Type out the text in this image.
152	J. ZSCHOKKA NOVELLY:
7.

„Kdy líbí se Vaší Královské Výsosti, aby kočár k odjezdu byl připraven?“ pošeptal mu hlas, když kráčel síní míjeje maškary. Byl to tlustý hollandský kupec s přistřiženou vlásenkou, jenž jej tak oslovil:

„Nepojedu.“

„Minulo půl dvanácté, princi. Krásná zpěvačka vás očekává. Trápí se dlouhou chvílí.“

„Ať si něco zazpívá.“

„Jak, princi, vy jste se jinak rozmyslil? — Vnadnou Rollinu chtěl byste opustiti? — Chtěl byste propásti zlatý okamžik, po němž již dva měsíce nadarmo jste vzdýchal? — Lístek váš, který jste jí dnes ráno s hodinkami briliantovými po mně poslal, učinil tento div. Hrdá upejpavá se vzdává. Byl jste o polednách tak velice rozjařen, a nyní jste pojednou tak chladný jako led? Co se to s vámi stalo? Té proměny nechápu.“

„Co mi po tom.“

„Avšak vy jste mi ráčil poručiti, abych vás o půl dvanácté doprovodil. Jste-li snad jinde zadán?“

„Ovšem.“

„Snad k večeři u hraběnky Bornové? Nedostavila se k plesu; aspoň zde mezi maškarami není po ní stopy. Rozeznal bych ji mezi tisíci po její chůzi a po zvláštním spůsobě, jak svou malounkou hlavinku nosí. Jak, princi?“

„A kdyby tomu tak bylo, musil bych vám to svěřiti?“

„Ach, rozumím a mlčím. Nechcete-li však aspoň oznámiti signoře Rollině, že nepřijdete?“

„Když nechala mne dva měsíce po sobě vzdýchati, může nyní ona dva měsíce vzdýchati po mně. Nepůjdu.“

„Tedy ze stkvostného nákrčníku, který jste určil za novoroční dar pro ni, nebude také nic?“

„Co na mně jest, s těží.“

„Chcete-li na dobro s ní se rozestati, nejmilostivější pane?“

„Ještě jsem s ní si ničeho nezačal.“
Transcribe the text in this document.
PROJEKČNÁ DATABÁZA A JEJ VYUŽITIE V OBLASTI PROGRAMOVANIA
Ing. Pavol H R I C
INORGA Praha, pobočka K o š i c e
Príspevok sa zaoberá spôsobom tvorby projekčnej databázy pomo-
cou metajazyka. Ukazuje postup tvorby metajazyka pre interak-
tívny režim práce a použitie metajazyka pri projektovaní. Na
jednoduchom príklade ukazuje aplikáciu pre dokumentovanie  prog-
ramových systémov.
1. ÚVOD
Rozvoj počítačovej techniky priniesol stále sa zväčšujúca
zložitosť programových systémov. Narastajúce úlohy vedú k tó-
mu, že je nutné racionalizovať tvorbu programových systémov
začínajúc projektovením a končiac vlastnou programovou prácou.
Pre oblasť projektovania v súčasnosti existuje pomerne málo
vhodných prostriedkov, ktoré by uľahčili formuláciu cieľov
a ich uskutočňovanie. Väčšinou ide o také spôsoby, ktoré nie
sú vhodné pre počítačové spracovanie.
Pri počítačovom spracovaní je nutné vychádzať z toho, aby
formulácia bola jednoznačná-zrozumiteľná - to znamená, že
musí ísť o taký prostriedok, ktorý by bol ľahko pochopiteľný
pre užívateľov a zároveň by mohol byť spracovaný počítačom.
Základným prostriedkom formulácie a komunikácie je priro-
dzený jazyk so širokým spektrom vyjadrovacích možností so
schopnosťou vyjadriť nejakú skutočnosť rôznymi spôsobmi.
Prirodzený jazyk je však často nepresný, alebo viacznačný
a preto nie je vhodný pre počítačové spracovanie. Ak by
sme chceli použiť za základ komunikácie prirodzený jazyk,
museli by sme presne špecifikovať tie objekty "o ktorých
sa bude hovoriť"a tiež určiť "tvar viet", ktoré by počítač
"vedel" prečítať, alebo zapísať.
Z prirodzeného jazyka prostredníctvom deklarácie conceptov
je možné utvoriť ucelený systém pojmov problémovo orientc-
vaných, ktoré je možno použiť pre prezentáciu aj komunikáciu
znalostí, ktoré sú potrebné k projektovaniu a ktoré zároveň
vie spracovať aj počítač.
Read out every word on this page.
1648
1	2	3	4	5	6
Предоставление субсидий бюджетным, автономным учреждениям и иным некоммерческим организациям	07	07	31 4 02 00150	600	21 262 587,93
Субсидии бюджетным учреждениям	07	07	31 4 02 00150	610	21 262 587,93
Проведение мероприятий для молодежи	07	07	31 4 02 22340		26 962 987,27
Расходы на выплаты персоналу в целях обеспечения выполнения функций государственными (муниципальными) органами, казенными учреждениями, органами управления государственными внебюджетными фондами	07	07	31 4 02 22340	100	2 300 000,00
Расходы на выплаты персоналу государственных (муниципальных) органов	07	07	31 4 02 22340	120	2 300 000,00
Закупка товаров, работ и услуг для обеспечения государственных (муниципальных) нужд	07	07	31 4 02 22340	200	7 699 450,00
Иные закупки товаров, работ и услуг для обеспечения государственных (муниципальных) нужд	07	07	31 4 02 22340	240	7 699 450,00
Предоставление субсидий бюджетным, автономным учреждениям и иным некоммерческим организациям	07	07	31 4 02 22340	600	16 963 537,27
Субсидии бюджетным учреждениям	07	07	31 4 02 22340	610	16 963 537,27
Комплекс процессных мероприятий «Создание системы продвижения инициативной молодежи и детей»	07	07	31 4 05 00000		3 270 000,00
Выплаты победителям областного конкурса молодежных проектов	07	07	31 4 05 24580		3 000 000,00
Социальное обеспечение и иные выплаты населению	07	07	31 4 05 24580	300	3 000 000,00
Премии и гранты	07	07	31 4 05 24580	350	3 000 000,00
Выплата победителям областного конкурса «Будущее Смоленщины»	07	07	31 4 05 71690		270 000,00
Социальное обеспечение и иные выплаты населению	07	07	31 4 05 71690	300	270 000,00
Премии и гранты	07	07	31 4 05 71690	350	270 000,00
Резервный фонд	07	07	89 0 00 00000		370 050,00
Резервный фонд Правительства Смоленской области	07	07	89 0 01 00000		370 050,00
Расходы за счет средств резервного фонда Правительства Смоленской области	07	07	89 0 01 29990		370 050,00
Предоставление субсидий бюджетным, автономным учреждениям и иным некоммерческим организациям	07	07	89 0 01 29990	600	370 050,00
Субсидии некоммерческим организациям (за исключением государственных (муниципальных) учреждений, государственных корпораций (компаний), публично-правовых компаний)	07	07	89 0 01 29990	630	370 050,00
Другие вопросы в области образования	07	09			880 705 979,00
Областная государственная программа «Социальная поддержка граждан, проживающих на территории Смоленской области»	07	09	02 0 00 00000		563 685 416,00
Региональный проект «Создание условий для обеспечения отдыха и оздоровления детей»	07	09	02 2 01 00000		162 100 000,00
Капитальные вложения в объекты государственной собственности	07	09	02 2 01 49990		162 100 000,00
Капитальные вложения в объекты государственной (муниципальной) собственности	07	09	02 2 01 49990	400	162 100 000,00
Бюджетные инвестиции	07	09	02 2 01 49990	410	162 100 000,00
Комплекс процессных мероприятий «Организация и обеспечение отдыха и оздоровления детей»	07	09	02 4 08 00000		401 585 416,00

#### Prompt:
Please output every record, keeping each line exact.

#### Response:
Type out the text in this image.
152	J. ZSCHOKKA NOVELLY:
7.

„Kdy líbí se Vaší Královské Výsosti, aby kočár k odjezdu byl připraven?“ pošeptal mu hlas, když kráčel síní míjeje maškary. Byl to tlustý hollandský kupec s přistřiženou vlásenkou, jenž jej tak oslovil:

„Nepojedu.“

„Minulo půl dvanácté, princi. Krásná zpěvačka vás očekává. Trápí se dlouhou chvílí.“

„Ať si něco zazpívá.“

„Jak, princi, vy jste se jinak rozmyslil? — Vnadnou Rollinu chtěl byste opustiti? — Chtěl byste propásti zlatý okamžik, po němž již dva měsíce nadarmo jste vzdýchal? — Lístek váš, který jste jí dnes ráno s hodinkami briliantovými po mně poslal, učinil tento div. Hrdá upejpavá se vzdává. Byl jste o polednách tak velice rozjařen, a nyní jste pojednou tak chladný jako led? Co se to s vámi stalo? Té proměny nechápu.“

„Co mi po tom.“

„Avšak vy jste mi ráčil poručiti, abych vás o půl dvanácté doprovodil. Jste-li snad jinde zadán?“

„Ovšem.“

„Snad k večeři u hraběnky Bornové? Nedostavila se k plesu; aspoň zde mezi maškarami není po ní stopy. Rozeznal bych ji mezi tisíci po její chůzi a po zvláštním spůsobě, jak svou malounkou hlavinku nosí. Jak, princi?“

„A kdyby tomu tak bylo, musil bych vám to svěřiti?“

„Ach, rozumím a mlčím. Nechcete-li však aspoň oznámiti signoře Rollině, že nepřijdete?“

„Když nechala mne dva měsíce po sobě vzdýchati, může nyní ona dva měsíce vzdýchati po mně. Nepůjdu.“

„Tedy ze stkvostného nákrčníku, který jste určil za novoroční dar pro ni, nebude také nic?“

„Co na mně jest, s těží.“

„Chcete-li na dobro s ní se rozestati, nejmilostivější pane?“

„Ještě jsem s ní si ničeho nezačal.“
Transcribe the text in this document.
PROJEKČNÁ DATABÁZA A JEJ VYUŽITIE V OBLASTI PROGRAMOVANIA
Ing. Pavol H R I C
INORGA Praha, pobočka K o š i c e
Príspevok sa zaoberá spôsobom tvorby projekčnej databázy pomo-
cou metajazyka. Ukazuje postup tvorby metajazyka pre interak-
tívny režim práce a použitie metajazyka pri projektovaní. Na
jednoduchom príklade ukazuje aplikáciu pre dokumentovanie  prog-
ramových systémov.
1. ÚVOD
Rozvoj počítačovej techniky priniesol stále sa zväčšujúca
zložitosť programových systémov. Narastajúce úlohy vedú k tó-
mu, že je nutné racionalizovať tvorbu programových systémov
začínajúc projektovením a končiac vlastnou programovou prácou.
Pre oblasť projektovania v súčasnosti existuje pomerne málo
vhodných prostriedkov, ktoré by uľahčili formuláciu cieľov
a ich uskutočňovanie. Väčšinou ide o také spôsoby, ktoré nie
sú vhodné pre počítačové spracovanie.
Pri počítačovom spracovaní je nutné vychádzať z toho, aby
formulácia bola jednoznačná-zrozumiteľná - to znamená, že
musí ísť o taký prostriedok, ktorý by bol ľahko pochopiteľný
pre užívateľov a zároveň by mohol byť spracovaný počítačom.
Základným prostriedkom formulácie a komunikácie je priro-
dzený jazyk so širokým spektrom vyjadrovacích možností so
schopnosťou vyjadriť nejakú skutočnosť rôznymi spôsobmi.
Prirodzený jazyk je však často nepresný, alebo viacznačný
a preto nie je vhodný pre počítačové spracovanie. Ak by
sme chceli použiť za základ komunikácie prirodzený jazyk,
museli by sme presne špecifikovať tie objekty "o ktorých
sa bude hovoriť"a tiež určiť "tvar viet", ktoré by počítač
"vedel" prečítať, alebo zapísať.
Z prirodzeného jazyka prostredníctvom deklarácie conceptov
je možné utvoriť ucelený systém pojmov problémovo orientc-
vaných, ktoré je možno použiť pre prezentáciu aj komunikáciu
znalostí, ktoré sú potrebné k projektovaniu a ktoré zároveň
vie spracovať aj počítač.
Read out every word on this page.
1648
1	2	3	4	5	6
Предоставление субсидий бюджетным, автономным учреждениям и иным некоммерческим организациям	07	07	31 4 02 00150	600	21 262 587,93
Субсидии бюджетным учреждениям	07	07	31 4 02 00150	610	21 262 587,93
Проведение мероприятий для молодежи	07	07	31 4 02 22340		26 962 987,27
Расходы на выплаты персоналу в целях обеспечения выполнения функций государственными (муниципальными) органами, казенными учреждениями, органами управления государственными внебюджетными фондами	07	07	31 4 02 22340	100	2 300 000,00
Расходы на выплаты персоналу государственных (муниципальных) органов	07	07	31 4 02 22340	120	2 300 000,00
Закупка товаров, работ и услуг для обеспечения государственных (муниципальных) нужд	07	07	31 4 02 22340	200	7 699 450,00
Иные закупки товаров, работ и услуг для обеспечения государственных (муниципальных) нужд	07	07	31 4 02 22340	240	7 699 450,00
Предоставление субсидий бюджетным, автономным учреждениям и иным некоммерческим организациям	07	07	31 4 02 22340	600	16 963 537,27
Субсидии бюджетным учреждениям	07	07	31 4 02 22340	610	16 963 537,27
Комплекс процессных мероприятий «Создание системы продвижения инициативной молодежи и детей»	07	07	31 4 05 00000		3 270 000,00
Выплаты победителям областного конкурса молодежных проектов	07	07	31 4 05 24580		3 000 000,00
Социальное обеспечение и иные выплаты населению	07	07	31 4 05 24580	300	3 000 000,00
Премии и гранты	07	07	31 4 05 24580	350	3 000 000,00
Выплата победителям областного конкурса «Будущее Смоленщины»	07	07	31 4 05 71690		270 000,00
Социальное обеспечение и иные выплаты населению	07	07	31 4 05 71690	300	270 000,00
Премии и гранты	07	07	31 4 05 71690	350	270 000,00
Резервный фонд	07	07	89 0 00 00000		370 050,00
Резервный фонд Правительства Смоленской области	07	07	89 0 01 00000		370 050,00
Расходы за счет средств резервного фонда Правительства Смоленской области	07	07	89 0 01 29990		370 050,00
Предоставление субсидий бюджетным, автономным учреждениям и иным некоммерческим организациям	07	07	89 0 01 29990	600	370 050,00
Субсидии некоммерческим организациям (за исключением государственных (муниципальных) учреждений, государственных корпораций (компаний), публично-правовых компаний)	07	07	89 0 01 29990	630	370 050,00
Другие вопросы в области образования	07	09			880 705 979,00
Областная государственная программа «Социальная поддержка граждан, проживающих на территории Смоленской области»	07	09	02 0 00 00000		563 685 416,00
Региональный проект «Создание условий для обеспечения отдыха и оздоровления детей»	07	09	02 2 01 00000		162 100 000,00
Капитальные вложения в объекты государственной собственности	07	09	02 2 01 49990		162 100 000,00
Капитальные вложения в объекты государственной (муниципальной) собственности	07	09	02 2 01 49990	400	162 100 000,00
Бюджетные инвестиции	07	09	02 2 01 49990	410	162 100 000,00
Комплекс процессных мероприятий «Организация и обеспечение отдыха и оздоровления детей»	07	09	02 4 08 00000		401 585 416,00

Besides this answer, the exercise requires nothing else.